Exercise directions
Without the pictures, reproduce the records that follow exactly.
====== Input material
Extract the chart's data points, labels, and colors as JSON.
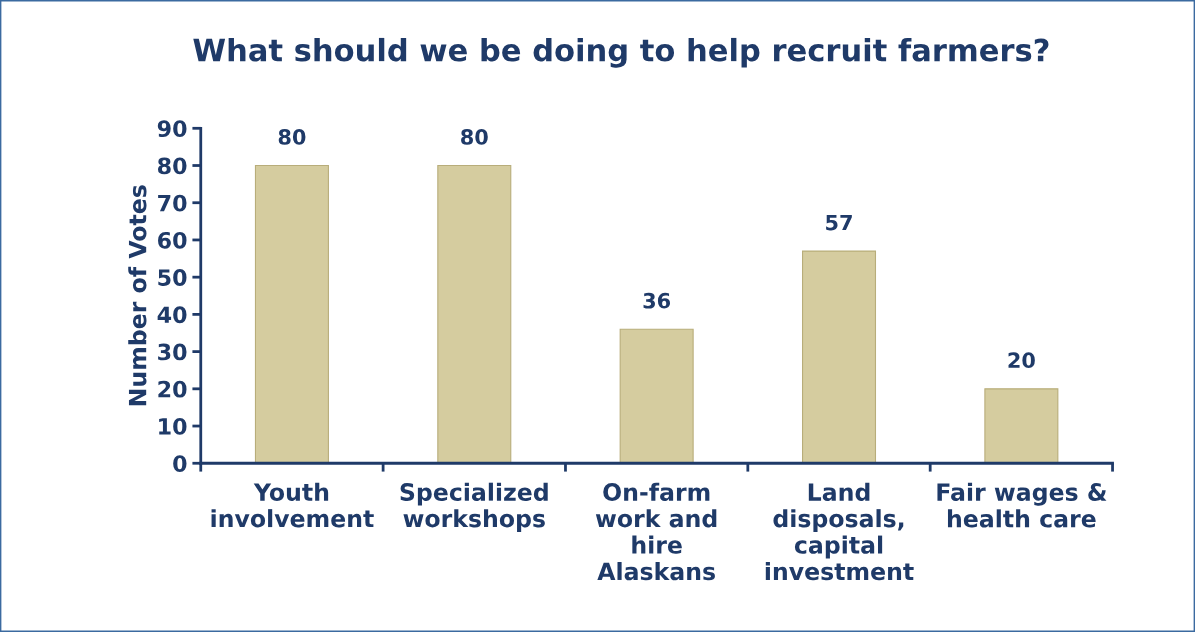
{
  "chart_data": {
    "type": "bar",
    "title": "What should we be doing to help recruit farmers?",
    "ylabel": "Number of Votes",
    "categories": [
      "Youth\ninvolvement",
      "Specialized\nworkshops",
      "On-farm\nwork and\nhire\nAlaskans",
      "Land\ndisposals,\ncapital\ninvestment",
      "Fair wages &\nhealth care"
    ],
    "values": [
      80,
      80,
      36,
      57,
      20
    ],
    "color": "#d5cc9f",
    "ylim": [
      0,
      90
    ],
    "yticks": [
      0,
      10,
      20,
      30,
      40,
      50,
      60,
      70,
      80,
      90
    ],
    "grid": false,
    "data_labels": true
  }
}
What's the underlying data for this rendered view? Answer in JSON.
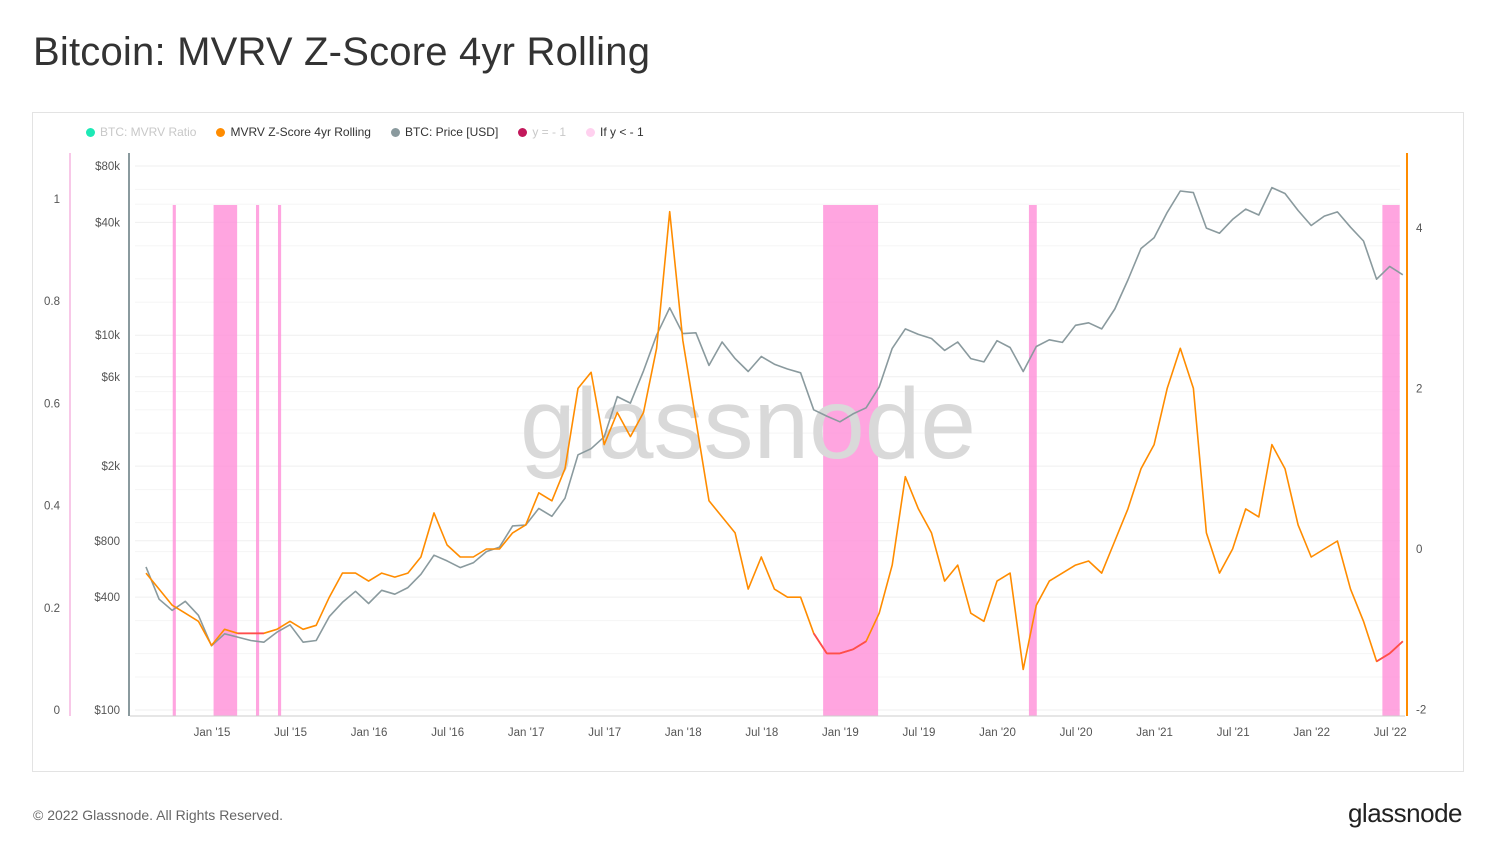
============
Exercise answer
Extract the chart's data points, labels, and colors as JSON.
{
  "chart_data": {
    "type": "bar",
    "title": "What should we be doing to help recruit farmers?",
    "ylabel": "Number of Votes",
    "categories": [
      "Youth\ninvolvement",
      "Specialized\nworkshops",
      "On-farm\nwork and\nhire\nAlaskans",
      "Land\ndisposals,\ncapital\ninvestment",
      "Fair wages &\nhealth care"
    ],
    "values": [
      80,
      80,
      36,
      57,
      20
    ],
    "color": "#d5cc9f",
    "ylim": [
      0,
      90
    ],
    "yticks": [
      0,
      10,
      20,
      30,
      40,
      50,
      60,
      70,
      80,
      90
    ],
    "grid": false,
    "data_labels": true
  }
}
What's the underlying data for this rendered view? Answer in JSON.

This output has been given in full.